# Start of Items

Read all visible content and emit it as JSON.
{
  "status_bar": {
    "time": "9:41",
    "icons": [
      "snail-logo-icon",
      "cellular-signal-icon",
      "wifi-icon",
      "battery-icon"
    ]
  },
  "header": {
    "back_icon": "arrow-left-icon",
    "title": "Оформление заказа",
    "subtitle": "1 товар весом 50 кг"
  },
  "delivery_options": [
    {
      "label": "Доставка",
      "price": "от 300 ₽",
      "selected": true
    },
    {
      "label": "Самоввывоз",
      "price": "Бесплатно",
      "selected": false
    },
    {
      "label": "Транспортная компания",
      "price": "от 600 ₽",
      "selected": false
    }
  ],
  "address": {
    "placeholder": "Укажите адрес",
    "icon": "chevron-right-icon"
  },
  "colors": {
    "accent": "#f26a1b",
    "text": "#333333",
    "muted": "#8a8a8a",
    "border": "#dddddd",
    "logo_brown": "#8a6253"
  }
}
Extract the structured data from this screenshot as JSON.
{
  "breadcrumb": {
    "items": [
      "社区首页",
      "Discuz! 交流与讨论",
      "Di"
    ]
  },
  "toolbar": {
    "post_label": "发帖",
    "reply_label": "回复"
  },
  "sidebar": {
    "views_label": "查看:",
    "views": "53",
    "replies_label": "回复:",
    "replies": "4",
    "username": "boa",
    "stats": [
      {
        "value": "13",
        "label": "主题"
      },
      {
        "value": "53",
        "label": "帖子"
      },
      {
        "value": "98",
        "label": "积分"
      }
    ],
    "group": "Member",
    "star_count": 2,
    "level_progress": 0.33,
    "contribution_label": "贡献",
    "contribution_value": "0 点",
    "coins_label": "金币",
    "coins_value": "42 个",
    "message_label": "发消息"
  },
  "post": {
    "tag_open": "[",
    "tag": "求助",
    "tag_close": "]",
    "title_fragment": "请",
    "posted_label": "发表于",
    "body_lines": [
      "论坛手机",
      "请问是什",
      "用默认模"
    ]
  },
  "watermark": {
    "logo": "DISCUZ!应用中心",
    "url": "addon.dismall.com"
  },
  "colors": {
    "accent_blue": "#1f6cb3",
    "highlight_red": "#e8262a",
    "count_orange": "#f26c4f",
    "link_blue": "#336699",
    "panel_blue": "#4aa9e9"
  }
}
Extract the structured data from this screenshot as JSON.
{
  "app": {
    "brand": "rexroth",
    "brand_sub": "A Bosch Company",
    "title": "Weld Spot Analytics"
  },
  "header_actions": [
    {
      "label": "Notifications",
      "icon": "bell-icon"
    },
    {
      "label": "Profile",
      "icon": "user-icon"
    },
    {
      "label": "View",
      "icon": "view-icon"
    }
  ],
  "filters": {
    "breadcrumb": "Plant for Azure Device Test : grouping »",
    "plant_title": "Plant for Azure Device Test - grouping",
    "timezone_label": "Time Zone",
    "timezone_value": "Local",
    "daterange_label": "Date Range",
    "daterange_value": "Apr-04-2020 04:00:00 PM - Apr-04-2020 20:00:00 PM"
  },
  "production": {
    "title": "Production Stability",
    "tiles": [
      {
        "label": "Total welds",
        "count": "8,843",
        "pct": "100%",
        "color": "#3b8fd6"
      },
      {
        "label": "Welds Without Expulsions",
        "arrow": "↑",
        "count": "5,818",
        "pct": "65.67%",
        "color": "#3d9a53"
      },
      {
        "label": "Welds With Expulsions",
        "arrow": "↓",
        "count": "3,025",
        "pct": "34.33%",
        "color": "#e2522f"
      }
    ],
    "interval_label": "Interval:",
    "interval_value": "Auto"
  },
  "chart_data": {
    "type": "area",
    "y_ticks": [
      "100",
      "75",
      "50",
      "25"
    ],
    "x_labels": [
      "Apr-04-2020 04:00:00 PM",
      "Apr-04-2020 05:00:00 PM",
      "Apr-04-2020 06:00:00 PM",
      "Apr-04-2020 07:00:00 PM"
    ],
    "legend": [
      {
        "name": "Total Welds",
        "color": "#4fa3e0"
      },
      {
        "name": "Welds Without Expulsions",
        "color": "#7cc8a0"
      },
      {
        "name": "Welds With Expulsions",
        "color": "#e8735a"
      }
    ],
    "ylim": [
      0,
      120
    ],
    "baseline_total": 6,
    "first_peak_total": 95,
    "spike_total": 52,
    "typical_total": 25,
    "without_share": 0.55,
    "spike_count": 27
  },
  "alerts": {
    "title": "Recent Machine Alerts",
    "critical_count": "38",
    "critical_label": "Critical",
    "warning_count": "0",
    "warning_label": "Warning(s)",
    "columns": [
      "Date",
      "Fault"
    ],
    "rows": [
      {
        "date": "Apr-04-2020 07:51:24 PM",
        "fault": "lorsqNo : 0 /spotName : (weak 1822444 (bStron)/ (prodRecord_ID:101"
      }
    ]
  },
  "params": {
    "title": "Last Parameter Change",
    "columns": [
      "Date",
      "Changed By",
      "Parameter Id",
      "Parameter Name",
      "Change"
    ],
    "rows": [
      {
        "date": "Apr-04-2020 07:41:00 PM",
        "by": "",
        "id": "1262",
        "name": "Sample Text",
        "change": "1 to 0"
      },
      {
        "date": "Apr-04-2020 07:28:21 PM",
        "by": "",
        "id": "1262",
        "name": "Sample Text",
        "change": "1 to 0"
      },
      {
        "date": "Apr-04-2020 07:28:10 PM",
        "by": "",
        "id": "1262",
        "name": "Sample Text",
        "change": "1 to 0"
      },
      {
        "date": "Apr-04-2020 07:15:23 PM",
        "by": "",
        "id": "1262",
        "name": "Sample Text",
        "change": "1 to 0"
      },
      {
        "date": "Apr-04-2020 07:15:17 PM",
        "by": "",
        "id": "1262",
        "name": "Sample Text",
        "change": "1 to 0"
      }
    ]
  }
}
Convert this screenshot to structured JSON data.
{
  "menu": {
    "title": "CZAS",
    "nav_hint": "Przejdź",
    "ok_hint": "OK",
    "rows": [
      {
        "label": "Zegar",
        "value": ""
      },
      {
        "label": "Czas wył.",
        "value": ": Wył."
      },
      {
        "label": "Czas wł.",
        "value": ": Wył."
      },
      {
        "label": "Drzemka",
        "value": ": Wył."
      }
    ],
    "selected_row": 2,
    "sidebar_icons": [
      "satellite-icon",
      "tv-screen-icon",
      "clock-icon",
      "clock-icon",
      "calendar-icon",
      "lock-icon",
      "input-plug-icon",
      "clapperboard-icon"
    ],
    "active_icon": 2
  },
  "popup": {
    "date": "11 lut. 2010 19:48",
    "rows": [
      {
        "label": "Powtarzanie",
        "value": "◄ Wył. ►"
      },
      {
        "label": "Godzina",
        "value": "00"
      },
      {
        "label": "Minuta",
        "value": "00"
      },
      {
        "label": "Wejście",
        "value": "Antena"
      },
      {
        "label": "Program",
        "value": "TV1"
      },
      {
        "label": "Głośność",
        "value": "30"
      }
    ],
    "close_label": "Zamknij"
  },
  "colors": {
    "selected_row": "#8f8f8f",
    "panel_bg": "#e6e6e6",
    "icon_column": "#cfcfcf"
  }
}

# End of Items

- **Your task**: Exactly reproduce the material above.

- **Task result**:
Read all visible content and emit it as JSON.
{
  "status_bar": {
    "time": "9:41",
    "icons": [
      "snail-logo-icon",
      "cellular-signal-icon",
      "wifi-icon",
      "battery-icon"
    ]
  },
  "header": {
    "back_icon": "arrow-left-icon",
    "title": "Оформление заказа",
    "subtitle": "1 товар весом 50 кг"
  },
  "delivery_options": [
    {
      "label": "Доставка",
      "price": "от 300 ₽",
      "selected": true
    },
    {
      "label": "Самоввывоз",
      "price": "Бесплатно",
      "selected": false
    },
    {
      "label": "Транспортная компания",
      "price": "от 600 ₽",
      "selected": false
    }
  ],
  "address": {
    "placeholder": "Укажите адрес",
    "icon": "chevron-right-icon"
  },
  "colors": {
    "accent": "#f26a1b",
    "text": "#333333",
    "muted": "#8a8a8a",
    "border": "#dddddd",
    "logo_brown": "#8a6253"
  }
}
Extract the structured data from this screenshot as JSON.
{
  "breadcrumb": {
    "items": [
      "社区首页",
      "Discuz! 交流与讨论",
      "Di"
    ]
  },
  "toolbar": {
    "post_label": "发帖",
    "reply_label": "回复"
  },
  "sidebar": {
    "views_label": "查看:",
    "views": "53",
    "replies_label": "回复:",
    "replies": "4",
    "username": "boa",
    "stats": [
      {
        "value": "13",
        "label": "主题"
      },
      {
        "value": "53",
        "label": "帖子"
      },
      {
        "value": "98",
        "label": "积分"
      }
    ],
    "group": "Member",
    "star_count": 2,
    "level_progress": 0.33,
    "contribution_label": "贡献",
    "contribution_value": "0 点",
    "coins_label": "金币",
    "coins_value": "42 个",
    "message_label": "发消息"
  },
  "post": {
    "tag_open": "[",
    "tag": "求助",
    "tag_close": "]",
    "title_fragment": "请",
    "posted_label": "发表于",
    "body_lines": [
      "论坛手机",
      "请问是什",
      "用默认模"
    ]
  },
  "watermark": {
    "logo": "DISCUZ!应用中心",
    "url": "addon.dismall.com"
  },
  "colors": {
    "accent_blue": "#1f6cb3",
    "highlight_red": "#e8262a",
    "count_orange": "#f26c4f",
    "link_blue": "#336699",
    "panel_blue": "#4aa9e9"
  }
}
Extract the structured data from this screenshot as JSON.
{
  "app": {
    "brand": "rexroth",
    "brand_sub": "A Bosch Company",
    "title": "Weld Spot Analytics"
  },
  "header_actions": [
    {
      "label": "Notifications",
      "icon": "bell-icon"
    },
    {
      "label": "Profile",
      "icon": "user-icon"
    },
    {
      "label": "View",
      "icon": "view-icon"
    }
  ],
  "filters": {
    "breadcrumb": "Plant for Azure Device Test : grouping »",
    "plant_title": "Plant for Azure Device Test - grouping",
    "timezone_label": "Time Zone",
    "timezone_value": "Local",
    "daterange_label": "Date Range",
    "daterange_value": "Apr-04-2020 04:00:00 PM - Apr-04-2020 20:00:00 PM"
  },
  "production": {
    "title": "Production Stability",
    "tiles": [
      {
        "label": "Total welds",
        "count": "8,843",
        "pct": "100%",
        "color": "#3b8fd6"
      },
      {
        "label": "Welds Without Expulsions",
        "arrow": "↑",
        "count": "5,818",
        "pct": "65.67%",
        "color": "#3d9a53"
      },
      {
        "label": "Welds With Expulsions",
        "arrow": "↓",
        "count": "3,025",
        "pct": "34.33%",
        "color": "#e2522f"
      }
    ],
    "interval_label": "Interval:",
    "interval_value": "Auto"
  },
  "chart_data": {
    "type": "area",
    "y_ticks": [
      "100",
      "75",
      "50",
      "25"
    ],
    "x_labels": [
      "Apr-04-2020 04:00:00 PM",
      "Apr-04-2020 05:00:00 PM",
      "Apr-04-2020 06:00:00 PM",
      "Apr-04-2020 07:00:00 PM"
    ],
    "legend": [
      {
        "name": "Total Welds",
        "color": "#4fa3e0"
      },
      {
        "name": "Welds Without Expulsions",
        "color": "#7cc8a0"
      },
      {
        "name": "Welds With Expulsions",
        "color": "#e8735a"
      }
    ],
    "ylim": [
      0,
      120
    ],
    "baseline_total": 6,
    "first_peak_total": 95,
    "spike_total": 52,
    "typical_total": 25,
    "without_share": 0.55,
    "spike_count": 27
  },
  "alerts": {
    "title": "Recent Machine Alerts",
    "critical_count": "38",
    "critical_label": "Critical",
    "warning_count": "0",
    "warning_label": "Warning(s)",
    "columns": [
      "Date",
      "Fault"
    ],
    "rows": [
      {
        "date": "Apr-04-2020 07:51:24 PM",
        "fault": "lorsqNo : 0 /spotName : (weak 1822444 (bStron)/ (prodRecord_ID:101"
      }
    ]
  },
  "params": {
    "title": "Last Parameter Change",
    "columns": [
      "Date",
      "Changed By",
      "Parameter Id",
      "Parameter Name",
      "Change"
    ],
    "rows": [
      {
        "date": "Apr-04-2020 07:41:00 PM",
        "by": "",
        "id": "1262",
        "name": "Sample Text",
        "change": "1 to 0"
      },
      {
        "date": "Apr-04-2020 07:28:21 PM",
        "by": "",
        "id": "1262",
        "name": "Sample Text",
        "change": "1 to 0"
      },
      {
        "date": "Apr-04-2020 07:28:10 PM",
        "by": "",
        "id": "1262",
        "name": "Sample Text",
        "change": "1 to 0"
      },
      {
        "date": "Apr-04-2020 07:15:23 PM",
        "by": "",
        "id": "1262",
        "name": "Sample Text",
        "change": "1 to 0"
      },
      {
        "date": "Apr-04-2020 07:15:17 PM",
        "by": "",
        "id": "1262",
        "name": "Sample Text",
        "change": "1 to 0"
      }
    ]
  }
}
Convert this screenshot to structured JSON data.
{
  "menu": {
    "title": "CZAS",
    "nav_hint": "Przejdź",
    "ok_hint": "OK",
    "rows": [
      {
        "label": "Zegar",
        "value": ""
      },
      {
        "label": "Czas wył.",
        "value": ": Wył."
      },
      {
        "label": "Czas wł.",
        "value": ": Wył."
      },
      {
        "label": "Drzemka",
        "value": ": Wył."
      }
    ],
    "selected_row": 2,
    "sidebar_icons": [
      "satellite-icon",
      "tv-screen-icon",
      "clock-icon",
      "clock-icon",
      "calendar-icon",
      "lock-icon",
      "input-plug-icon",
      "clapperboard-icon"
    ],
    "active_icon": 2
  },
  "popup": {
    "date": "11 lut. 2010 19:48",
    "rows": [
      {
        "label": "Powtarzanie",
        "value": "◄ Wył. ►"
      },
      {
        "label": "Godzina",
        "value": "00"
      },
      {
        "label": "Minuta",
        "value": "00"
      },
      {
        "label": "Wejście",
        "value": "Antena"
      },
      {
        "label": "Program",
        "value": "TV1"
      },
      {
        "label": "Głośność",
        "value": "30"
      }
    ],
    "close_label": "Zamknij"
  },
  "colors": {
    "selected_row": "#8f8f8f",
    "panel_bg": "#e6e6e6",
    "icon_column": "#cfcfcf"
  }
}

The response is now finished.